* Begin SOURCE MATERIAL *

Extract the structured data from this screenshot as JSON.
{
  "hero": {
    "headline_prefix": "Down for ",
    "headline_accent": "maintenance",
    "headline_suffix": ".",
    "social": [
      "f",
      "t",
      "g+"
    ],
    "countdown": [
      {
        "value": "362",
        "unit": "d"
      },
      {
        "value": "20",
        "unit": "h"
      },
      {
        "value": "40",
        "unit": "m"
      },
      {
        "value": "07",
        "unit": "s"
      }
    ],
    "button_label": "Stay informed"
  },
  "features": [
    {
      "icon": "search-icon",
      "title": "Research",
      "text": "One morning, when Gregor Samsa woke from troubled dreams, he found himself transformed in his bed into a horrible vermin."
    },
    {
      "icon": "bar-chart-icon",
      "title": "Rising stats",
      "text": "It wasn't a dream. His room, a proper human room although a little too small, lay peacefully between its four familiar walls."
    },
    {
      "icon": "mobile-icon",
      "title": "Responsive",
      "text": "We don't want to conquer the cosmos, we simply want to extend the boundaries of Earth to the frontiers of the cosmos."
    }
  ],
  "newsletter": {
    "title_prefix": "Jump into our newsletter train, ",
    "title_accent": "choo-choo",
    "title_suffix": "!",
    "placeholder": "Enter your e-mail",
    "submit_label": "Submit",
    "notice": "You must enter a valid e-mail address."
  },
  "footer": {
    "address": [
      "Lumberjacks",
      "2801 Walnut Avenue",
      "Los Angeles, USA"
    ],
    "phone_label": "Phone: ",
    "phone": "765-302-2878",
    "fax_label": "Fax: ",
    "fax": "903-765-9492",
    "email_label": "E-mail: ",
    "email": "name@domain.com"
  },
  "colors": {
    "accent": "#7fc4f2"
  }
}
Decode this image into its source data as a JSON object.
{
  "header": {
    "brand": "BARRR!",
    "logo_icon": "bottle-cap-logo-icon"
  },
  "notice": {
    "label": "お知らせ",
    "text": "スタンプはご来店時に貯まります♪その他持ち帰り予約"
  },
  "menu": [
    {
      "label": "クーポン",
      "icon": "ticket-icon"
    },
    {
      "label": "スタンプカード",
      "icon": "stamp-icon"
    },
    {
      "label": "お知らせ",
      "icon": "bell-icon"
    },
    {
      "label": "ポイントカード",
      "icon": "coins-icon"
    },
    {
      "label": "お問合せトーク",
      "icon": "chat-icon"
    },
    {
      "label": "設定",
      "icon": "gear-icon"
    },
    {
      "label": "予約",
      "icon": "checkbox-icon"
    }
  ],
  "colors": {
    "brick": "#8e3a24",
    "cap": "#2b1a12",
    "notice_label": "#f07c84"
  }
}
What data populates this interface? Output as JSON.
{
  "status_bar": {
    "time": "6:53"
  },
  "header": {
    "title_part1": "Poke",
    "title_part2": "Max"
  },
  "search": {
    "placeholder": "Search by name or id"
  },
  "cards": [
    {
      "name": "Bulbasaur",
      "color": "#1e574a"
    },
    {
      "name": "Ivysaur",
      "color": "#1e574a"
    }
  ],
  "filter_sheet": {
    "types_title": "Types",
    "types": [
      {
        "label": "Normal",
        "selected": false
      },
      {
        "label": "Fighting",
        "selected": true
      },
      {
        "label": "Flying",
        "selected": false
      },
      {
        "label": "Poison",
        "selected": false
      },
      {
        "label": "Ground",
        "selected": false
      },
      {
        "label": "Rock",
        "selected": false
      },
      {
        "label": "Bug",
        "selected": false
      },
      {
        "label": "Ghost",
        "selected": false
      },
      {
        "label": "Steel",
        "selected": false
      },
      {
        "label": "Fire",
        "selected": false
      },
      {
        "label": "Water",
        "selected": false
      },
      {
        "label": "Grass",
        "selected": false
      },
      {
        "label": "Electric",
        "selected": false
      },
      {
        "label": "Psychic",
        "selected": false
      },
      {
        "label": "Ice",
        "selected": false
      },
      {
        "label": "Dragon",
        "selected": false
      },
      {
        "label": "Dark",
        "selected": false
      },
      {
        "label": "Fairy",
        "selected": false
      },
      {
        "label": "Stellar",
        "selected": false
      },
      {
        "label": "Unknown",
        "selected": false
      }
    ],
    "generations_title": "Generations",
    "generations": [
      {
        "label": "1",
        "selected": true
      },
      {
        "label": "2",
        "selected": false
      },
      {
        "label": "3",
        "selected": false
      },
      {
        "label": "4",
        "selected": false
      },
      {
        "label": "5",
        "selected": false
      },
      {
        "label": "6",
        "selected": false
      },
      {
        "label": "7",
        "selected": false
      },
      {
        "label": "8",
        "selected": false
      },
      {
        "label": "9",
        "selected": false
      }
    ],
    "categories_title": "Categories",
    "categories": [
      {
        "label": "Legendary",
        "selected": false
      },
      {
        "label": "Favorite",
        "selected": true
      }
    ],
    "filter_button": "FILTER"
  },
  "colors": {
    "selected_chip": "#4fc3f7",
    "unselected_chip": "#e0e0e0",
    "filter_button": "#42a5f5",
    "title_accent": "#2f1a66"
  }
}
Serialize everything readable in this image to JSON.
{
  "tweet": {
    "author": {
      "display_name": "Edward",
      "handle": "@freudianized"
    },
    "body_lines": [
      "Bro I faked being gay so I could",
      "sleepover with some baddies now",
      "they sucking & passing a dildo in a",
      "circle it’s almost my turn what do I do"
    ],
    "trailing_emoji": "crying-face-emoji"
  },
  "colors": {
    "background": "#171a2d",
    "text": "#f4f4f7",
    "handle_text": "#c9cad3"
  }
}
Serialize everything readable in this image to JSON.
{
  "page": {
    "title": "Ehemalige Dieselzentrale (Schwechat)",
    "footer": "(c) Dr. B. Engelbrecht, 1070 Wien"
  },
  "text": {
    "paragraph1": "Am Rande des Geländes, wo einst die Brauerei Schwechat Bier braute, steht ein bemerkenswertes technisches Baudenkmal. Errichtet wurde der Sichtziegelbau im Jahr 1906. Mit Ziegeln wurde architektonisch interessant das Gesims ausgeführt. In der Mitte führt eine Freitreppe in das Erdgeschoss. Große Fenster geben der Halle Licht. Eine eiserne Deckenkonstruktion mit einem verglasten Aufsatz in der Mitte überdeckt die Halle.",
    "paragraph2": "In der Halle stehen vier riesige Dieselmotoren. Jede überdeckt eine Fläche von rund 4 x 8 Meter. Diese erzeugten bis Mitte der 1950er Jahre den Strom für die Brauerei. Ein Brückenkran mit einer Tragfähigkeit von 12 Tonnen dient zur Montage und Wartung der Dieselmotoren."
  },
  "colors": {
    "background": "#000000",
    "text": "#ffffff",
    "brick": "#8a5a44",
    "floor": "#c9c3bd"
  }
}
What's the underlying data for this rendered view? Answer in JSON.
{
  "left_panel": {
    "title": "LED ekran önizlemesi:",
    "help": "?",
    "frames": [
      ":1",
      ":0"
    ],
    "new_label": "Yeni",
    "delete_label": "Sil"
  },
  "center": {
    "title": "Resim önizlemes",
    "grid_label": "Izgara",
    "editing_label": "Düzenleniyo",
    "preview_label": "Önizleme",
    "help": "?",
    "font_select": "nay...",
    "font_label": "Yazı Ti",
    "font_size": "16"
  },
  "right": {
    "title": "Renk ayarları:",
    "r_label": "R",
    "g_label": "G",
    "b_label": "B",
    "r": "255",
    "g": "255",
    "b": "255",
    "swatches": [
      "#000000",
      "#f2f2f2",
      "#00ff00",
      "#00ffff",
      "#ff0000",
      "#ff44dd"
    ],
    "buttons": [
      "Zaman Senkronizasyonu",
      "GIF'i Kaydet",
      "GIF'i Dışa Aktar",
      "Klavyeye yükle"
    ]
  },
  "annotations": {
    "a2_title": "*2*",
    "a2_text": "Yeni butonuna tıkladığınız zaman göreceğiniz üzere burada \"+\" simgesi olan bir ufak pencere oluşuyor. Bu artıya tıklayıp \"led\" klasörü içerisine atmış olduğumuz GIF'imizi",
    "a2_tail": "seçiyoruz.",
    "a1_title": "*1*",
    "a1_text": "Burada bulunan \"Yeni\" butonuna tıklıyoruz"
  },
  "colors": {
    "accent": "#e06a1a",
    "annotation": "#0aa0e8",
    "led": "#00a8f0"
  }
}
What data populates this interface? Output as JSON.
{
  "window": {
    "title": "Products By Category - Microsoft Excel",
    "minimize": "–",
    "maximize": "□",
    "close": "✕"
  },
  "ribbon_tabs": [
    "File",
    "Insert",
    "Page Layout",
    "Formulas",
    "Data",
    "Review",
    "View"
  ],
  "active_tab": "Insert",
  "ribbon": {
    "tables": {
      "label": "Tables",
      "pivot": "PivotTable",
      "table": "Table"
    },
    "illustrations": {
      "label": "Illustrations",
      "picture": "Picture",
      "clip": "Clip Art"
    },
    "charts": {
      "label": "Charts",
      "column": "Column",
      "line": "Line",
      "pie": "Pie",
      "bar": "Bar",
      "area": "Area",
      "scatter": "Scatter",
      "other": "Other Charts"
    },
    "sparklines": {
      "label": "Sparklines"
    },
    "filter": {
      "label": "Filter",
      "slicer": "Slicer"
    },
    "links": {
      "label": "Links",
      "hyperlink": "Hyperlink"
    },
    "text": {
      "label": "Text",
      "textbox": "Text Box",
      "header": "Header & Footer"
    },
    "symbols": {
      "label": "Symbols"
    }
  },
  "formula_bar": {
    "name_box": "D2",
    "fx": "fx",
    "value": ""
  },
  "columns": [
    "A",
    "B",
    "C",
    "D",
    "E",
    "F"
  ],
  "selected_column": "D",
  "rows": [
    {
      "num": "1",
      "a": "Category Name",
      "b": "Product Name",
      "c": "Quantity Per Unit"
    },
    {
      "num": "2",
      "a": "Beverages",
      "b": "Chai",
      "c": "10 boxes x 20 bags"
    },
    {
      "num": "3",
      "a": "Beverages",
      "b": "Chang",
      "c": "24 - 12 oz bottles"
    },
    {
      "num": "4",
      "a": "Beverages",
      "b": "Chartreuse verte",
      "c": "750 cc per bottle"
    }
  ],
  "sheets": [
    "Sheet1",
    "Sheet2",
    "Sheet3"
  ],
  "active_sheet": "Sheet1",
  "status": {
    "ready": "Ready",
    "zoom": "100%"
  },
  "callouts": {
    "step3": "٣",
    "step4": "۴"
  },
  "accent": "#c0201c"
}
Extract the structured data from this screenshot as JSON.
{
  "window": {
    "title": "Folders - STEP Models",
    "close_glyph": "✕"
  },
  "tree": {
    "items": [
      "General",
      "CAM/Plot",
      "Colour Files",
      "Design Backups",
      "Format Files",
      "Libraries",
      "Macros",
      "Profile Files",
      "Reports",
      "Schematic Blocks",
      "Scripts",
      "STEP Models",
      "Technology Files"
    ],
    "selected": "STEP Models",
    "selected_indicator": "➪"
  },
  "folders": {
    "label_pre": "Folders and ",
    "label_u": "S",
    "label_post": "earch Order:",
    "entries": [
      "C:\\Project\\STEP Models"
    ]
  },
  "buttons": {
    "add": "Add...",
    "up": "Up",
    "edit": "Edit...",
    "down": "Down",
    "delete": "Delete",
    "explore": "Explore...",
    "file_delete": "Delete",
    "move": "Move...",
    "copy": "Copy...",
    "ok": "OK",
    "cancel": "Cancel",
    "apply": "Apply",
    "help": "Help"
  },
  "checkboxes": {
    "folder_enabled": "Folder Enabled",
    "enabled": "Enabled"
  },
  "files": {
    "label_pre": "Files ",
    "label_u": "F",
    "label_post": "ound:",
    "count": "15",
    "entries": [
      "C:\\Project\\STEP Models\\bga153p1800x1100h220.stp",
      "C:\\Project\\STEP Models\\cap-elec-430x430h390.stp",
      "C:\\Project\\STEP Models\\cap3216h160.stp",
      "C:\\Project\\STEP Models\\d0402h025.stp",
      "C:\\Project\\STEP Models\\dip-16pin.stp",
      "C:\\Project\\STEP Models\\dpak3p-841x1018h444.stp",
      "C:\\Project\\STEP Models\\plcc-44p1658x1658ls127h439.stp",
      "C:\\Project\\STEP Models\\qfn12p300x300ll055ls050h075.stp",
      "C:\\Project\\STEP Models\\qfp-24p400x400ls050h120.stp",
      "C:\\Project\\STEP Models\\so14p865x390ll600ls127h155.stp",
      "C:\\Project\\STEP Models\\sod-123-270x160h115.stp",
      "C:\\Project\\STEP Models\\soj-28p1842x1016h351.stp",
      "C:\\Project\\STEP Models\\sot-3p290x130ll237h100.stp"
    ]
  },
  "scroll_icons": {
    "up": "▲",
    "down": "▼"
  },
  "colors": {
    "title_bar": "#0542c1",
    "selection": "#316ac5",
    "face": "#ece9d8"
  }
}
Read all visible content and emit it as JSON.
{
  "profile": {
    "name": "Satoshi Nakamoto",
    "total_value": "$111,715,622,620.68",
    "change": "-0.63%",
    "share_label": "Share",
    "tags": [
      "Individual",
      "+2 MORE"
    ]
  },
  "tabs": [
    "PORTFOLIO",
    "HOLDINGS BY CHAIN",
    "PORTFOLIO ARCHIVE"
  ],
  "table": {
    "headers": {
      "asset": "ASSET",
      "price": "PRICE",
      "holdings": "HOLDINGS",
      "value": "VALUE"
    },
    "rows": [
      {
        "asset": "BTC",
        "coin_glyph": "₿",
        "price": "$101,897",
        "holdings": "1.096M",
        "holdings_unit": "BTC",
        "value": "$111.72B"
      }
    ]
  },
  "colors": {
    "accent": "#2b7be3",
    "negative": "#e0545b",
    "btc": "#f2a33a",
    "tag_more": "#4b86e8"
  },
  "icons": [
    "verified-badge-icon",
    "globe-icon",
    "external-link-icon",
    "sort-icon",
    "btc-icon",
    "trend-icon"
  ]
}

* End SOURCE MATERIAL *

### AIM OF THE EXERCISE
Copy each line above that contains the string "background".

### TASK ANSWER
    "background": "#171a2d",
    "background": "#000000",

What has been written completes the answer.